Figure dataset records
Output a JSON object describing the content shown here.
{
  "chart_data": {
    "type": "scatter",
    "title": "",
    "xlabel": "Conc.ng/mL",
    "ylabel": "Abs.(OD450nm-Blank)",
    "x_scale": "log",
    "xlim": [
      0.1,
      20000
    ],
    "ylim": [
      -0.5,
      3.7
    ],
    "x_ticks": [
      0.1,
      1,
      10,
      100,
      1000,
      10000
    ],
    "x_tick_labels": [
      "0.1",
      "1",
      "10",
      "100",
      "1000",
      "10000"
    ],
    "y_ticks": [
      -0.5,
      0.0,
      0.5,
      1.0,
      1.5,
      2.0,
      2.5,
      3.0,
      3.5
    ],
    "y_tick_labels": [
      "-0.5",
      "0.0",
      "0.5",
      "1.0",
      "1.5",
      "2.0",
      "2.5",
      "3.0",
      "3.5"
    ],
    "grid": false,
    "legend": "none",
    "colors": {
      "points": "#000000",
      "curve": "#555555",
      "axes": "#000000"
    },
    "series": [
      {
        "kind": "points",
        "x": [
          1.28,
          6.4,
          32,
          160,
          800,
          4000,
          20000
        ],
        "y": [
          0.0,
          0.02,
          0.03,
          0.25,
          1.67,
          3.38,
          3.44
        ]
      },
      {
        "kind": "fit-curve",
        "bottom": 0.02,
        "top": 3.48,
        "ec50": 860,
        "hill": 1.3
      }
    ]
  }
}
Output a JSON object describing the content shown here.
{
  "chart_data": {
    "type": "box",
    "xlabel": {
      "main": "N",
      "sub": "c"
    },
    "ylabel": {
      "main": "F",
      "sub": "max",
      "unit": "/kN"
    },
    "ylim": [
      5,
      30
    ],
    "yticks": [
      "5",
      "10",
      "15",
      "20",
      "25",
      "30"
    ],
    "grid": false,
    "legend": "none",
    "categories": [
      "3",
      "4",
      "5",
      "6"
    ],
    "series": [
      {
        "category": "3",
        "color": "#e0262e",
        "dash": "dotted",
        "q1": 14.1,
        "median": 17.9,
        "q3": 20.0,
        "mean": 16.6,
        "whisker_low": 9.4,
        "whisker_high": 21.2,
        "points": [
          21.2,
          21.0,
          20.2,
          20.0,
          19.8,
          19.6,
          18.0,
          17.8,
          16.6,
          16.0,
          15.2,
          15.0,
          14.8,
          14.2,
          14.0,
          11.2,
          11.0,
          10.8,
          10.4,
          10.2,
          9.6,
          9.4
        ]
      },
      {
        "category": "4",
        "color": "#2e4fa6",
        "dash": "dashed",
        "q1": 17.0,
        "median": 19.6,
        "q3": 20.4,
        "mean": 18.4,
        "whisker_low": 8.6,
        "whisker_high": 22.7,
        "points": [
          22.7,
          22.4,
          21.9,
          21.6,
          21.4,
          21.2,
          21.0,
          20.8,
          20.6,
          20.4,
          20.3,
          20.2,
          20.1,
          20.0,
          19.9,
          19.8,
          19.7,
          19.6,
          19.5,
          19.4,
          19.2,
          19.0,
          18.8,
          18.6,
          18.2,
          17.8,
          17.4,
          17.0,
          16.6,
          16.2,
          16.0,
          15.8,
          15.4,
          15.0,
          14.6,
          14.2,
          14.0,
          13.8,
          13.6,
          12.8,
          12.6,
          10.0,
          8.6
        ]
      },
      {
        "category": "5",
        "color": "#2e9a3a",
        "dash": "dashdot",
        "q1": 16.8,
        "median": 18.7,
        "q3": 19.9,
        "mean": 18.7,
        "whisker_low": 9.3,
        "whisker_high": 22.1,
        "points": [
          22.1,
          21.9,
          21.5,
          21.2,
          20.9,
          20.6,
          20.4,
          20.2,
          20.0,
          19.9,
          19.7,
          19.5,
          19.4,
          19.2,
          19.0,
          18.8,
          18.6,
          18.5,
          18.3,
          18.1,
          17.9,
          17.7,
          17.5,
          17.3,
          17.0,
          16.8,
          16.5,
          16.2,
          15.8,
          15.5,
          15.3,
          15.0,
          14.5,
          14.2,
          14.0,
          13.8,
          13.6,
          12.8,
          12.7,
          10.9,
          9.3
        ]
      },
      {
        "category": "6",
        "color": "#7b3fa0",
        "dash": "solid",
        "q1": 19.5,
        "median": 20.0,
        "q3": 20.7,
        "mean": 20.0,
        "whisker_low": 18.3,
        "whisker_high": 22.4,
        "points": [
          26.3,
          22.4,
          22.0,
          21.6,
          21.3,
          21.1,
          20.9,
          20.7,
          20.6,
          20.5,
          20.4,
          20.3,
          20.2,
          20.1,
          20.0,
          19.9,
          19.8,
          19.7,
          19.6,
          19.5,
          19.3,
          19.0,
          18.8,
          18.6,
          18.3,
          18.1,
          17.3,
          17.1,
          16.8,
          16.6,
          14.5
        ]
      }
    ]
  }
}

Task directions: Give the data again, exactly as it stands.

Final answer:
Output a JSON object describing the content shown here.
{
  "chart_data": {
    "type": "scatter",
    "title": "",
    "xlabel": "Conc.ng/mL",
    "ylabel": "Abs.(OD450nm-Blank)",
    "x_scale": "log",
    "xlim": [
      0.1,
      20000
    ],
    "ylim": [
      -0.5,
      3.7
    ],
    "x_ticks": [
      0.1,
      1,
      10,
      100,
      1000,
      10000
    ],
    "x_tick_labels": [
      "0.1",
      "1",
      "10",
      "100",
      "1000",
      "10000"
    ],
    "y_ticks": [
      -0.5,
      0.0,
      0.5,
      1.0,
      1.5,
      2.0,
      2.5,
      3.0,
      3.5
    ],
    "y_tick_labels": [
      "-0.5",
      "0.0",
      "0.5",
      "1.0",
      "1.5",
      "2.0",
      "2.5",
      "3.0",
      "3.5"
    ],
    "grid": false,
    "legend": "none",
    "colors": {
      "points": "#000000",
      "curve": "#555555",
      "axes": "#000000"
    },
    "series": [
      {
        "kind": "points",
        "x": [
          1.28,
          6.4,
          32,
          160,
          800,
          4000,
          20000
        ],
        "y": [
          0.0,
          0.02,
          0.03,
          0.25,
          1.67,
          3.38,
          3.44
        ]
      },
      {
        "kind": "fit-curve",
        "bottom": 0.02,
        "top": 3.48,
        "ec50": 860,
        "hill": 1.3
      }
    ]
  }
}
Output a JSON object describing the content shown here.
{
  "chart_data": {
    "type": "box",
    "xlabel": {
      "main": "N",
      "sub": "c"
    },
    "ylabel": {
      "main": "F",
      "sub": "max",
      "unit": "/kN"
    },
    "ylim": [
      5,
      30
    ],
    "yticks": [
      "5",
      "10",
      "15",
      "20",
      "25",
      "30"
    ],
    "grid": false,
    "legend": "none",
    "categories": [
      "3",
      "4",
      "5",
      "6"
    ],
    "series": [
      {
        "category": "3",
        "color": "#e0262e",
        "dash": "dotted",
        "q1": 14.1,
        "median": 17.9,
        "q3": 20.0,
        "mean": 16.6,
        "whisker_low": 9.4,
        "whisker_high": 21.2,
        "points": [
          21.2,
          21.0,
          20.2,
          20.0,
          19.8,
          19.6,
          18.0,
          17.8,
          16.6,
          16.0,
          15.2,
          15.0,
          14.8,
          14.2,
          14.0,
          11.2,
          11.0,
          10.8,
          10.4,
          10.2,
          9.6,
          9.4
        ]
      },
      {
        "category": "4",
        "color": "#2e4fa6",
        "dash": "dashed",
        "q1": 17.0,
        "median": 19.6,
        "q3": 20.4,
        "mean": 18.4,
        "whisker_low": 8.6,
        "whisker_high": 22.7,
        "points": [
          22.7,
          22.4,
          21.9,
          21.6,
          21.4,
          21.2,
          21.0,
          20.8,
          20.6,
          20.4,
          20.3,
          20.2,
          20.1,
          20.0,
          19.9,
          19.8,
          19.7,
          19.6,
          19.5,
          19.4,
          19.2,
          19.0,
          18.8,
          18.6,
          18.2,
          17.8,
          17.4,
          17.0,
          16.6,
          16.2,
          16.0,
          15.8,
          15.4,
          15.0,
          14.6,
          14.2,
          14.0,
          13.8,
          13.6,
          12.8,
          12.6,
          10.0,
          8.6
        ]
      },
      {
        "category": "5",
        "color": "#2e9a3a",
        "dash": "dashdot",
        "q1": 16.8,
        "median": 18.7,
        "q3": 19.9,
        "mean": 18.7,
        "whisker_low": 9.3,
        "whisker_high": 22.1,
        "points": [
          22.1,
          21.9,
          21.5,
          21.2,
          20.9,
          20.6,
          20.4,
          20.2,
          20.0,
          19.9,
          19.7,
          19.5,
          19.4,
          19.2,
          19.0,
          18.8,
          18.6,
          18.5,
          18.3,
          18.1,
          17.9,
          17.7,
          17.5,
          17.3,
          17.0,
          16.8,
          16.5,
          16.2,
          15.8,
          15.5,
          15.3,
          15.0,
          14.5,
          14.2,
          14.0,
          13.8,
          13.6,
          12.8,
          12.7,
          10.9,
          9.3
        ]
      },
      {
        "category": "6",
        "color": "#7b3fa0",
        "dash": "solid",
        "q1": 19.5,
        "median": 20.0,
        "q3": 20.7,
        "mean": 20.0,
        "whisker_low": 18.3,
        "whisker_high": 22.4,
        "points": [
          26.3,
          22.4,
          22.0,
          21.6,
          21.3,
          21.1,
          20.9,
          20.7,
          20.6,
          20.5,
          20.4,
          20.3,
          20.2,
          20.1,
          20.0,
          19.9,
          19.8,
          19.7,
          19.6,
          19.5,
          19.3,
          19.0,
          18.8,
          18.6,
          18.3,
          18.1,
          17.3,
          17.1,
          16.8,
          16.6,
          14.5
        ]
      }
    ]
  }
}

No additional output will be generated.